Trecho:
Essas formas de divisão social do trabalho, ao mesmo tempo em que determinam a
divisão entre proprietários e não-proprietários, entre trabalhadores e pensadores,
determinam a formação das classes sociais” (Id., Ibid.: pp. 52-53).
[6] “Marx e Engels dão à teoria um sentido inteiramente novo enquanto crítica
revolucionária: a teoria não está encarregada de ‘conscientizar’ os indivíduos, não está
encarregada de criar a consciência verdadeira para opô-la a consciência falsa, e com
isto mudar o mundo. A teoria está encarregada de desvendar os processos reais e
históricos enquanto resultados e enquanto condições da prática humana em situações
determinadas, prática que dá origem à existência e à conservação da dominação de
uns poucos sobre todos os outros. A teoria está encarregada de apontar os processos
objetivos que conduzem à exploração e à dominação e aqueles que podem conduzir à
liberdade”. (CHAUÍ, 2003, p. 74). “Percebemos, então, que a teoria – ao contrário da
ideologia – não está encarregada de tomar o lugar da prática, fazendo a realidade
depender das idéias /.../. A relação entre teoria e prática é revolucionária porque é
dialética. /.../. Que significa dizer que a relação entre teoria e prática é dialética e não
ideológica /.../? A relação entre teoria e prática é uma relação simultânea e recíproca
por meio da qual a teoria nega a prática enquanto prática imediata, isto é, nega a
prática como um fato dado para revelá-la em suas mediações e como práxis social, ou
seja, como atividade socialmente produzida e produtora da existência social /.../. A
prática, por sua vez nega a teoria como um saber separado e autônomo, como puro
movimento de idéias se produzindo umas às outras na cabeça dos teóricos. Nega a
teoria como um saber acabado que guiaria e comandaria de fora a ação dos homens.
E negando a teoria enquanto saber separado do real que pretende governar esse real,
a prática faz com que a teoria se descubra como conhecimento das condições reais da
prática existente, de sua alienação e de sua transformação.” (Id., Ibid.:p. 75-76).

Informações extraídas:
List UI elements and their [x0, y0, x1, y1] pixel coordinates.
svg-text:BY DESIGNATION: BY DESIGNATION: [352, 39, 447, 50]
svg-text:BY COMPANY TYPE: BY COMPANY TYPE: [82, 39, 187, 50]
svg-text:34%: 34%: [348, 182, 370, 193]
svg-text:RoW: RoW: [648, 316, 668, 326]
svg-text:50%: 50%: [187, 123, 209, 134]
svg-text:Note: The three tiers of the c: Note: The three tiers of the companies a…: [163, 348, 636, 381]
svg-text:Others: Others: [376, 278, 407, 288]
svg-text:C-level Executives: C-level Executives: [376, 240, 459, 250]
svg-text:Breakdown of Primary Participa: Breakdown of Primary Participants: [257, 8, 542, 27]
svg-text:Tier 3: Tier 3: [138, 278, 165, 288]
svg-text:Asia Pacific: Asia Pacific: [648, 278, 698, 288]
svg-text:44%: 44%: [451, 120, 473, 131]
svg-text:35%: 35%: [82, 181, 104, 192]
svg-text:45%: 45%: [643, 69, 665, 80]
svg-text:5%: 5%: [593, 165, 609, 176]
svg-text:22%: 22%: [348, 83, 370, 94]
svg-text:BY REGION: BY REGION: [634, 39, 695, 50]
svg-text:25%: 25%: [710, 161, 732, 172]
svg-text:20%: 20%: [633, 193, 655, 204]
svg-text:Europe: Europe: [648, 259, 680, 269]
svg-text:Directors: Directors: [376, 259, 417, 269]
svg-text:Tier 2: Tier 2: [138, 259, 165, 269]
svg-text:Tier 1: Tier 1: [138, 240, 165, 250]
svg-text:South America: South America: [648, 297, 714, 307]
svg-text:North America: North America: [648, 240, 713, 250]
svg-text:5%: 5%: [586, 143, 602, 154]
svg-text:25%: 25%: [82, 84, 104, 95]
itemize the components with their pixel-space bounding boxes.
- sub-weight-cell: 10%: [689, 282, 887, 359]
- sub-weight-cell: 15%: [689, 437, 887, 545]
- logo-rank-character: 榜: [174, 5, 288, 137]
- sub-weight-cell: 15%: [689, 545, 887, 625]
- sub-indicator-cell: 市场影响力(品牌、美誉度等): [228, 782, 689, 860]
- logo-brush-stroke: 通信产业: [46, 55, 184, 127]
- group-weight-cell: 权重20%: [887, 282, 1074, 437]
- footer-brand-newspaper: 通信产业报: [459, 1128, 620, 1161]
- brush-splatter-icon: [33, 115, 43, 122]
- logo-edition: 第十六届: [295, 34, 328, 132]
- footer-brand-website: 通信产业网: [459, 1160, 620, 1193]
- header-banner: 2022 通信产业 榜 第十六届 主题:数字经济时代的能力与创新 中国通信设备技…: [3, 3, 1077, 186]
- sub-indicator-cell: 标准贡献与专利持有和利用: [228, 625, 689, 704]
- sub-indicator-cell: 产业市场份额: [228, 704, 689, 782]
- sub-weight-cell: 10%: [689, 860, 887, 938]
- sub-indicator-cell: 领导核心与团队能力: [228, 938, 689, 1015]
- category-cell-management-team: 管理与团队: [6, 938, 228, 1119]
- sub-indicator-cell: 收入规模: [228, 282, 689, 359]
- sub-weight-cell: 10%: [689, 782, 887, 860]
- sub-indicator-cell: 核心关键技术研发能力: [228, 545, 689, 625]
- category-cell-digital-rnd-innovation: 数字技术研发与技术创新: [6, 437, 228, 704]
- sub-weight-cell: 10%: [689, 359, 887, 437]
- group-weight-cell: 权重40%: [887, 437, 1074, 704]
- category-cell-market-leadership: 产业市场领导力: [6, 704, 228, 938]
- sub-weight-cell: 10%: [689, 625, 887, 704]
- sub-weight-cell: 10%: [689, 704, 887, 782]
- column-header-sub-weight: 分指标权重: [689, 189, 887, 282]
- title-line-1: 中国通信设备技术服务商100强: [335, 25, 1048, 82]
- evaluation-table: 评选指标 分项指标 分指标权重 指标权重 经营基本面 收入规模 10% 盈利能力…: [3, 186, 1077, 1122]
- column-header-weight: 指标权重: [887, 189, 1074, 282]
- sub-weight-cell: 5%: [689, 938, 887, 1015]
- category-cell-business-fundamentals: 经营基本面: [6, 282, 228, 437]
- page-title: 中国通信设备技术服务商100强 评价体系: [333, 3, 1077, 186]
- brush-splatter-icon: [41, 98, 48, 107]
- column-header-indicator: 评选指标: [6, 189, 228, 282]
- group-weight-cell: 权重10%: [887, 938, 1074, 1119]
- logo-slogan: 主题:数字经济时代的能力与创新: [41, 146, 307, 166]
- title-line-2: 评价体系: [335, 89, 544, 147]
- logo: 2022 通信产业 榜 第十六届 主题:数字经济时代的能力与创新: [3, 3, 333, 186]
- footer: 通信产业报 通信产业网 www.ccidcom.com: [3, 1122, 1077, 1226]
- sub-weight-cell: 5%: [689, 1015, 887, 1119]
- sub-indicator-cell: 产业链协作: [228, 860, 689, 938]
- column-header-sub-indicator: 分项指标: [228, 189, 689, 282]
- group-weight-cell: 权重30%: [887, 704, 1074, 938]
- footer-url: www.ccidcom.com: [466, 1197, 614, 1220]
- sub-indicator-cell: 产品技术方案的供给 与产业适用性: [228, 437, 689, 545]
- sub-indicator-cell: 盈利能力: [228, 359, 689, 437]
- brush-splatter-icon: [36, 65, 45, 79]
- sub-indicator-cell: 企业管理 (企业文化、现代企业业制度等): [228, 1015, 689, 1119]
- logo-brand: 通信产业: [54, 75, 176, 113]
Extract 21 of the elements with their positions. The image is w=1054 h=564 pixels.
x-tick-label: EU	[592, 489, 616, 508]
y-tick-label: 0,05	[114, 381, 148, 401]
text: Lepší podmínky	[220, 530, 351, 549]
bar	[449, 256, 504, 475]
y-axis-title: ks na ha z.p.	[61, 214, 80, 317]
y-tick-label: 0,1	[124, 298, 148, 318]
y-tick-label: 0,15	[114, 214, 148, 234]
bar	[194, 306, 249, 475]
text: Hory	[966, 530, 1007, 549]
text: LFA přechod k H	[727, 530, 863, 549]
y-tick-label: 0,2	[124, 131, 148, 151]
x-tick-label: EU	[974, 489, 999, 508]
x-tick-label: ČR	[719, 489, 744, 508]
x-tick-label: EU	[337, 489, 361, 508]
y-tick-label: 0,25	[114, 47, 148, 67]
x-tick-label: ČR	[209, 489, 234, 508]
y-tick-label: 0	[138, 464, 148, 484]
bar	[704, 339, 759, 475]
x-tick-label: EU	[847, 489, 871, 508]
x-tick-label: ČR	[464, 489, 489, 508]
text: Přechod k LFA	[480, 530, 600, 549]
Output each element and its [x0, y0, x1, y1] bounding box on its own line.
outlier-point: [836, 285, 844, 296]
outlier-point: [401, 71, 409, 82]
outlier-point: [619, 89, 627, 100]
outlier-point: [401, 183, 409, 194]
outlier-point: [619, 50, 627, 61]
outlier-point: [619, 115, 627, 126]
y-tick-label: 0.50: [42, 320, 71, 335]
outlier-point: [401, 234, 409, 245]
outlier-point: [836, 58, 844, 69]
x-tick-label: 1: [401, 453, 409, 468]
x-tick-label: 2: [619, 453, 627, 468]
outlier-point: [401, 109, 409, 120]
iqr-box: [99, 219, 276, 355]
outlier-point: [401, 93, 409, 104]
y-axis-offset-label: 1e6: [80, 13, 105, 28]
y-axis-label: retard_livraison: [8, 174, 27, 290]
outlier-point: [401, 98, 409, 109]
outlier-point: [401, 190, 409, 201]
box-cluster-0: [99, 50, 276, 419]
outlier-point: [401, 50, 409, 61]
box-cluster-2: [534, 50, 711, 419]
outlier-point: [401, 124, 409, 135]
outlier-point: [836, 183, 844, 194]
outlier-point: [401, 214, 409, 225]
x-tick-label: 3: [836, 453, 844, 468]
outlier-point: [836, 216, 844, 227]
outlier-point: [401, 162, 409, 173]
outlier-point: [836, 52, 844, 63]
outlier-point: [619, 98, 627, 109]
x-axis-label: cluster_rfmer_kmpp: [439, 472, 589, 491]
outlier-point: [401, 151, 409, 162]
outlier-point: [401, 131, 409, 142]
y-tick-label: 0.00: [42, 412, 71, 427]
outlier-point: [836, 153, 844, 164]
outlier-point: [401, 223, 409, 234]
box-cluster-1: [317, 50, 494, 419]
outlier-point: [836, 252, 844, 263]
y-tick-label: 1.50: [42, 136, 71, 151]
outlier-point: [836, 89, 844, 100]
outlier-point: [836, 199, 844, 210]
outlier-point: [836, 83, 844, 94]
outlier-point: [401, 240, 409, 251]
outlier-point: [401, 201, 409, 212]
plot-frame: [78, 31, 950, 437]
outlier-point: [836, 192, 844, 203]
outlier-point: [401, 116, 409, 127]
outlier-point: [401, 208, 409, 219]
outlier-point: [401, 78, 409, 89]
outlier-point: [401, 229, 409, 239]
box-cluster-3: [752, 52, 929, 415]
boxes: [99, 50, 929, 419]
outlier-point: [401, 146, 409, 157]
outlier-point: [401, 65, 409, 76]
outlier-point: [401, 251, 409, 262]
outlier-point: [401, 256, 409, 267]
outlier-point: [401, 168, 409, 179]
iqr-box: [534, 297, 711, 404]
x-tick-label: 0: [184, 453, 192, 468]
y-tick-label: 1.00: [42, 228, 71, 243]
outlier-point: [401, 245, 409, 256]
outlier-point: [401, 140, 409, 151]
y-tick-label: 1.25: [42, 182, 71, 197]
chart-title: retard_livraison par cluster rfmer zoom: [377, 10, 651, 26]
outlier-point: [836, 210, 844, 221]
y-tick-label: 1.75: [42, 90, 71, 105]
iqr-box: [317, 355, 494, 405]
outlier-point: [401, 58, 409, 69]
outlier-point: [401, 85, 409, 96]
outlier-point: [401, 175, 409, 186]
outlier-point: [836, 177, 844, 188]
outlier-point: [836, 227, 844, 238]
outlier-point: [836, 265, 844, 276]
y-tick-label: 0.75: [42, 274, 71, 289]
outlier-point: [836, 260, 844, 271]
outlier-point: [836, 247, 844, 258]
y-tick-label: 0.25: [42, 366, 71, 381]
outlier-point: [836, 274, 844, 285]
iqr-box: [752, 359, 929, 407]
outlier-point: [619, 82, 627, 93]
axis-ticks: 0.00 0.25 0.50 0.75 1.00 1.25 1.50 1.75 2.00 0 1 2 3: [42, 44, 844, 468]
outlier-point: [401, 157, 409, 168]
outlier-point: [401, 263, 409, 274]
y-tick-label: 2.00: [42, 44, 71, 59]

Tarefa:
Cite literalmente, do trecho sobre teoria e prática, a parte que começa com as palavras "Essas formas de" e termina com "Ibid.: pp. 52-53).". A listagem vem de uma fonte diferente da do trecho.

Resposta:
Essas formas de divisão social do trabalho, ao mesmo tempo em que determinam a
divisão entre proprietários e não-proprietários, entre trabalhadores e pensadores,
determinam a formação das classes sociais” (Id., Ibid.: pp. 52-53).